*Set task*
Please output the lines shown below exactly as they appear.

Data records
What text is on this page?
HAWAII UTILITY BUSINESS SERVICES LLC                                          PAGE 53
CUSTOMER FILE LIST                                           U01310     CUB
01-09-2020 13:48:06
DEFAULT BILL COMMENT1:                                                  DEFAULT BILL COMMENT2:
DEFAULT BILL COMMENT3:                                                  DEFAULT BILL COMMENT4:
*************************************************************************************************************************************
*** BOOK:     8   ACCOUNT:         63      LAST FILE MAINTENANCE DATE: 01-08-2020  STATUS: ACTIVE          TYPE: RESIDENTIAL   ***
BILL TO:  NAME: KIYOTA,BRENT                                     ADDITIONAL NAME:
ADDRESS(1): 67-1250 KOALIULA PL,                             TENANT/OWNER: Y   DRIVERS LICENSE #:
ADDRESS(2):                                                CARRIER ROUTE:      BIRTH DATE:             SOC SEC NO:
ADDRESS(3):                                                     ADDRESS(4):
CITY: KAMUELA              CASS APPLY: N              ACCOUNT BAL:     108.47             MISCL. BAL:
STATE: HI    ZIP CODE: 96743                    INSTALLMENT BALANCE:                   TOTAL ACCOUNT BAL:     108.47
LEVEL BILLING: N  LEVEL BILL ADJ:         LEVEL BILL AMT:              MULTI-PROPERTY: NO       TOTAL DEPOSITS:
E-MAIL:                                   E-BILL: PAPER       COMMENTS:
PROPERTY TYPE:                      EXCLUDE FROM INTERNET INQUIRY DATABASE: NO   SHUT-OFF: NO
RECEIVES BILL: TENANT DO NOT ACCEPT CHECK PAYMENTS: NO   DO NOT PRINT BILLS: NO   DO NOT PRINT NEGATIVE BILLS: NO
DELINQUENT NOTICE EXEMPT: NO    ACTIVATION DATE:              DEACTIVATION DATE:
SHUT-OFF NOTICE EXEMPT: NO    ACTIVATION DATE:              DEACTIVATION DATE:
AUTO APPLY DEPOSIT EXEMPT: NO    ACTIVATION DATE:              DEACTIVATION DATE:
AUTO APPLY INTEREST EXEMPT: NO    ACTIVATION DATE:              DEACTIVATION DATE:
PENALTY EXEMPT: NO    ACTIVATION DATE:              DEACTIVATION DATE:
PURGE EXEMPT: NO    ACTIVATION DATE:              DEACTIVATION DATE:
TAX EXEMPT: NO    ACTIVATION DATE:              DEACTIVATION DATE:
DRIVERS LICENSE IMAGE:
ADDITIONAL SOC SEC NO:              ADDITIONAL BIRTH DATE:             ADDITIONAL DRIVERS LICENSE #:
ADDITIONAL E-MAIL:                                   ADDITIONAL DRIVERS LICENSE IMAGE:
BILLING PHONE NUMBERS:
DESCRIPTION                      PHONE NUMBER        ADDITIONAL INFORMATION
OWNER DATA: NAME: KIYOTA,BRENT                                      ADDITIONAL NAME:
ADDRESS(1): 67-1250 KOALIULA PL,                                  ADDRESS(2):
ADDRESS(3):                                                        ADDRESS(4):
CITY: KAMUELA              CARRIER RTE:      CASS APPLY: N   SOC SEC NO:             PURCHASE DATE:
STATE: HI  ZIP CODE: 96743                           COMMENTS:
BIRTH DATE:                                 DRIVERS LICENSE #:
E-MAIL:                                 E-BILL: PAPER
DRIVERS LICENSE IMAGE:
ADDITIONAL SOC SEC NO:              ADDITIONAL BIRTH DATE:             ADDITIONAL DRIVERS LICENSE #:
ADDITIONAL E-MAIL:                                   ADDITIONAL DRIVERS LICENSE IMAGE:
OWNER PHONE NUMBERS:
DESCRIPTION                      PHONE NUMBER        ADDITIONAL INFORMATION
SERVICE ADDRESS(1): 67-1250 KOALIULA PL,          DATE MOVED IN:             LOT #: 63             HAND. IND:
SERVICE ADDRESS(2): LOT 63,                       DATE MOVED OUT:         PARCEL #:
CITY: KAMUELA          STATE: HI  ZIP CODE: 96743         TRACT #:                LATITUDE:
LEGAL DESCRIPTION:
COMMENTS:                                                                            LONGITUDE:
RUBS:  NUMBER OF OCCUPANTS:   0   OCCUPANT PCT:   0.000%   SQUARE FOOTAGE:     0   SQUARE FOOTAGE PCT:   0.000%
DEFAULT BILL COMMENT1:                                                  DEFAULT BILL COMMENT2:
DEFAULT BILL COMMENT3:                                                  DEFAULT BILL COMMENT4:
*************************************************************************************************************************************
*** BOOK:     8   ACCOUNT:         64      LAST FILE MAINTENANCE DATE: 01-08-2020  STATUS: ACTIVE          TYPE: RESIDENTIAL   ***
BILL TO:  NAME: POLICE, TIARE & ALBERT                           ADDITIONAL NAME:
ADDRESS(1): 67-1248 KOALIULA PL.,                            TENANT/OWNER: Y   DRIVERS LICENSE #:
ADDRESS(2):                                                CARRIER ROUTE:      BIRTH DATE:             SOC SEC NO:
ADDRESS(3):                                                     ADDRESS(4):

*Exercise answer*
What text is on this page?
HAWAII UTILITY BUSINESS SERVICES LLC                                          PAGE 53
CUSTOMER FILE LIST                                           U01310     CUB
01-09-2020 13:48:06
DEFAULT BILL COMMENT1:                                                  DEFAULT BILL COMMENT2:
DEFAULT BILL COMMENT3:                                                  DEFAULT BILL COMMENT4:
*************************************************************************************************************************************
*** BOOK:     8   ACCOUNT:         63      LAST FILE MAINTENANCE DATE: 01-08-2020  STATUS: ACTIVE          TYPE: RESIDENTIAL   ***
BILL TO:  NAME: KIYOTA,BRENT                                     ADDITIONAL NAME:
ADDRESS(1): 67-1250 KOALIULA PL,                             TENANT/OWNER: Y   DRIVERS LICENSE #:
ADDRESS(2):                                                CARRIER ROUTE:      BIRTH DATE:             SOC SEC NO:
ADDRESS(3):                                                     ADDRESS(4):
CITY: KAMUELA              CASS APPLY: N              ACCOUNT BAL:     108.47             MISCL. BAL:
STATE: HI    ZIP CODE: 96743                    INSTALLMENT BALANCE:                   TOTAL ACCOUNT BAL:     108.47
LEVEL BILLING: N  LEVEL BILL ADJ:         LEVEL BILL AMT:              MULTI-PROPERTY: NO       TOTAL DEPOSITS:
E-MAIL:                                   E-BILL: PAPER       COMMENTS:
PROPERTY TYPE:                      EXCLUDE FROM INTERNET INQUIRY DATABASE: NO   SHUT-OFF: NO
RECEIVES BILL: TENANT DO NOT ACCEPT CHECK PAYMENTS: NO   DO NOT PRINT BILLS: NO   DO NOT PRINT NEGATIVE BILLS: NO
DELINQUENT NOTICE EXEMPT: NO    ACTIVATION DATE:              DEACTIVATION DATE:
SHUT-OFF NOTICE EXEMPT: NO    ACTIVATION DATE:              DEACTIVATION DATE:
AUTO APPLY DEPOSIT EXEMPT: NO    ACTIVATION DATE:              DEACTIVATION DATE:
AUTO APPLY INTEREST EXEMPT: NO    ACTIVATION DATE:              DEACTIVATION DATE:
PENALTY EXEMPT: NO    ACTIVATION DATE:              DEACTIVATION DATE:
PURGE EXEMPT: NO    ACTIVATION DATE:              DEACTIVATION DATE:
TAX EXEMPT: NO    ACTIVATION DATE:              DEACTIVATION DATE:
DRIVERS LICENSE IMAGE:
ADDITIONAL SOC SEC NO:              ADDITIONAL BIRTH DATE:             ADDITIONAL DRIVERS LICENSE #:
ADDITIONAL E-MAIL:                                   ADDITIONAL DRIVERS LICENSE IMAGE:
BILLING PHONE NUMBERS:
DESCRIPTION                      PHONE NUMBER        ADDITIONAL INFORMATION
OWNER DATA: NAME: KIYOTA,BRENT                                      ADDITIONAL NAME:
ADDRESS(1): 67-1250 KOALIULA PL,                                  ADDRESS(2):
ADDRESS(3):                                                        ADDRESS(4):
CITY: KAMUELA              CARRIER RTE:      CASS APPLY: N   SOC SEC NO:             PURCHASE DATE:
STATE: HI  ZIP CODE: 96743                           COMMENTS:
BIRTH DATE:                                 DRIVERS LICENSE #:
E-MAIL:                                 E-BILL: PAPER
DRIVERS LICENSE IMAGE:
ADDITIONAL SOC SEC NO:              ADDITIONAL BIRTH DATE:             ADDITIONAL DRIVERS LICENSE #:
ADDITIONAL E-MAIL:                                   ADDITIONAL DRIVERS LICENSE IMAGE:
OWNER PHONE NUMBERS:
DESCRIPTION                      PHONE NUMBER        ADDITIONAL INFORMATION
SERVICE ADDRESS(1): 67-1250 KOALIULA PL,          DATE MOVED IN:             LOT #: 63             HAND. IND:
SERVICE ADDRESS(2): LOT 63,                       DATE MOVED OUT:         PARCEL #:
CITY: KAMUELA          STATE: HI  ZIP CODE: 96743         TRACT #:                LATITUDE:
LEGAL DESCRIPTION:
COMMENTS:                                                                            LONGITUDE:
RUBS:  NUMBER OF OCCUPANTS:   0   OCCUPANT PCT:   0.000%   SQUARE FOOTAGE:     0   SQUARE FOOTAGE PCT:   0.000%
DEFAULT BILL COMMENT1:                                                  DEFAULT BILL COMMENT2:
DEFAULT BILL COMMENT3:                                                  DEFAULT BILL COMMENT4:
*************************************************************************************************************************************
*** BOOK:     8   ACCOUNT:         64      LAST FILE MAINTENANCE DATE: 01-08-2020  STATUS: ACTIVE          TYPE: RESIDENTIAL   ***
BILL TO:  NAME: POLICE, TIARE & ALBERT                           ADDITIONAL NAME:
ADDRESS(1): 67-1248 KOALIULA PL.,                            TENANT/OWNER: Y   DRIVERS LICENSE #:
ADDRESS(2):                                                CARRIER ROUTE:      BIRTH DATE:             SOC SEC NO:
ADDRESS(3):                                                     ADDRESS(4):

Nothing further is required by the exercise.